> _Aim of the task_: What is the number of lines in the data holding the word "containing"? Give that number by itself.

> _Material to process_:
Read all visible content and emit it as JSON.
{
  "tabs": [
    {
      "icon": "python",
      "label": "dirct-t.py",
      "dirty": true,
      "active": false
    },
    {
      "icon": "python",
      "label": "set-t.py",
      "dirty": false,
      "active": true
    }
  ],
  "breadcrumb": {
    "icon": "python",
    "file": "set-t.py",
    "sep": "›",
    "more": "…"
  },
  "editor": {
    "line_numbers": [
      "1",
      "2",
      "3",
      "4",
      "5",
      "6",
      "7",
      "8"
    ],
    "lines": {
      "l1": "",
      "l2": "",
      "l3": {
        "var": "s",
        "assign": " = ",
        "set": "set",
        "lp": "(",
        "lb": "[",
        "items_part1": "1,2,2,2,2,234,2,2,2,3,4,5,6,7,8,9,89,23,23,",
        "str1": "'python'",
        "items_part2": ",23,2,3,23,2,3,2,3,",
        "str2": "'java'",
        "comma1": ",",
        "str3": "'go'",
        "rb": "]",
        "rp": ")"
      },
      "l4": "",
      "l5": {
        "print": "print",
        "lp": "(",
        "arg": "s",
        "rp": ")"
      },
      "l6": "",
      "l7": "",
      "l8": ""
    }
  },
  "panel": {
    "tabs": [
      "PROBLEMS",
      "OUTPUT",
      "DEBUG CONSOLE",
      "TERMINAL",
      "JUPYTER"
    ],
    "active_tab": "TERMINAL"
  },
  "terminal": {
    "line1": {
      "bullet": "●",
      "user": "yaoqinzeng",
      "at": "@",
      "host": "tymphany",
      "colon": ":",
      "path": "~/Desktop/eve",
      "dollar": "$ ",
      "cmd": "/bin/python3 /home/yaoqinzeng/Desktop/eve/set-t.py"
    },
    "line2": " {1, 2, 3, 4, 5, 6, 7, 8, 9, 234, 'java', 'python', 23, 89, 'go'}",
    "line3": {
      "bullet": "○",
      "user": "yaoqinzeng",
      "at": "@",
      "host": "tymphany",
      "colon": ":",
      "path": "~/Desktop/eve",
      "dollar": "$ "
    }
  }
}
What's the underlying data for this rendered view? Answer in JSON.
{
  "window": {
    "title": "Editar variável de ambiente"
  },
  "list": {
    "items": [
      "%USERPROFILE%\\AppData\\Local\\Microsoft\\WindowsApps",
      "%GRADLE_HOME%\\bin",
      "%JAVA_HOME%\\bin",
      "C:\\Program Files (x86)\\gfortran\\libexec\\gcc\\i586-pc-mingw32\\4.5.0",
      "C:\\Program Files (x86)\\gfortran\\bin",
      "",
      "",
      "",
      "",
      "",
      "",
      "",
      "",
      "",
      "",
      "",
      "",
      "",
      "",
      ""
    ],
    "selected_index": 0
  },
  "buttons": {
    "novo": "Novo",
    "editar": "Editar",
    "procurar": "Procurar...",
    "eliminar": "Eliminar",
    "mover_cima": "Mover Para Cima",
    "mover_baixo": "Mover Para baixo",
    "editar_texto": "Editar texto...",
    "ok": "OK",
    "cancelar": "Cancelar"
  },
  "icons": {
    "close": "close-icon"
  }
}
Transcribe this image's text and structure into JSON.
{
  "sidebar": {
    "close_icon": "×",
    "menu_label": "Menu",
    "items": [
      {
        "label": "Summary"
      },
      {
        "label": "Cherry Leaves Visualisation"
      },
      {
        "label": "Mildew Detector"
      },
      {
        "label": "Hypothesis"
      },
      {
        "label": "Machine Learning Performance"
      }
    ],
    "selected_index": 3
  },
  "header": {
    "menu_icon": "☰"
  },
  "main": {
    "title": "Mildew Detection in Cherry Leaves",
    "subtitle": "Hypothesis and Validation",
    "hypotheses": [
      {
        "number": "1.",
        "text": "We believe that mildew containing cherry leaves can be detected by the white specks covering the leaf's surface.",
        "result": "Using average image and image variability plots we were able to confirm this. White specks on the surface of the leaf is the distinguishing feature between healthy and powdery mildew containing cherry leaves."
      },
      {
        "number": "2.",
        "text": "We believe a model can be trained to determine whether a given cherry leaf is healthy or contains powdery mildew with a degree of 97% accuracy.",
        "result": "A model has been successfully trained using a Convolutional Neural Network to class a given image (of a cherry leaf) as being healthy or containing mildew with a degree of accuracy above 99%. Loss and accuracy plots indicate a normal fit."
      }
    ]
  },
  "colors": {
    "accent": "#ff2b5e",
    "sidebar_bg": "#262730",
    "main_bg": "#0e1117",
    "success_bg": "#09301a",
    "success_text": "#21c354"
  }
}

> _Full solution_: 3